What you need to do: Restate the records below word for word.

========

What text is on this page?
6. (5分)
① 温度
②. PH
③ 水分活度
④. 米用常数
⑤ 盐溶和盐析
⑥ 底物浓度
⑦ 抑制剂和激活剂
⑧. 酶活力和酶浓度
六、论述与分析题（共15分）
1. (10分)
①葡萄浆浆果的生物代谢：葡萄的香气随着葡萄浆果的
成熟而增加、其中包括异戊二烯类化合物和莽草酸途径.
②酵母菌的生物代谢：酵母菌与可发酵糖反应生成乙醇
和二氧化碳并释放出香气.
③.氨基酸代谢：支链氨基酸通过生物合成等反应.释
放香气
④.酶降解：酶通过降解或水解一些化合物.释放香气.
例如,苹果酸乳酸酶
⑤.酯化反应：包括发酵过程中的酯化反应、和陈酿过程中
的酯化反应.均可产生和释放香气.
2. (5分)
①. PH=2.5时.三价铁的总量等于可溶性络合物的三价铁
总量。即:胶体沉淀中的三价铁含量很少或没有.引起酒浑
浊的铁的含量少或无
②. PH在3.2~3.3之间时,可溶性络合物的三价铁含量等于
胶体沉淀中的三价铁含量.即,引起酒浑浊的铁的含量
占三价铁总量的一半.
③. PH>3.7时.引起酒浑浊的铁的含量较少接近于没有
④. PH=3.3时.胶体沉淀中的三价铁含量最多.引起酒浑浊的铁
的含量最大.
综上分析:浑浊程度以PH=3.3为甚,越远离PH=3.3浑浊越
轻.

========

Full response:
What text is on this page?
6. (5分)
① 温度
②. PH
③ 水分活度
④. 米用常数
⑤ 盐溶和盐析
⑥ 底物浓度
⑦ 抑制剂和激活剂
⑧. 酶活力和酶浓度
六、论述与分析题（共15分）
1. (10分)
①葡萄浆浆果的生物代谢：葡萄的香气随着葡萄浆果的
成熟而增加、其中包括异戊二烯类化合物和莽草酸途径.
②酵母菌的生物代谢：酵母菌与可发酵糖反应生成乙醇
和二氧化碳并释放出香气.
③.氨基酸代谢：支链氨基酸通过生物合成等反应.释
放香气
④.酶降解：酶通过降解或水解一些化合物.释放香气.
例如,苹果酸乳酸酶
⑤.酯化反应：包括发酵过程中的酯化反应、和陈酿过程中
的酯化反应.均可产生和释放香气.
2. (5分)
①. PH=2.5时.三价铁的总量等于可溶性络合物的三价铁
总量。即:胶体沉淀中的三价铁含量很少或没有.引起酒浑
浊的铁的含量少或无
②. PH在3.2~3.3之间时,可溶性络合物的三价铁含量等于
胶体沉淀中的三价铁含量.即,引起酒浑浊的铁的含量
占三价铁总量的一半.
③. PH>3.7时.引起酒浑浊的铁的含量较少接近于没有
④. PH=3.3时.胶体沉淀中的三价铁含量最多.引起酒浑浊的铁
的含量最大.
综上分析:浑浊程度以PH=3.3为甚,越远离PH=3.3浑浊越
轻.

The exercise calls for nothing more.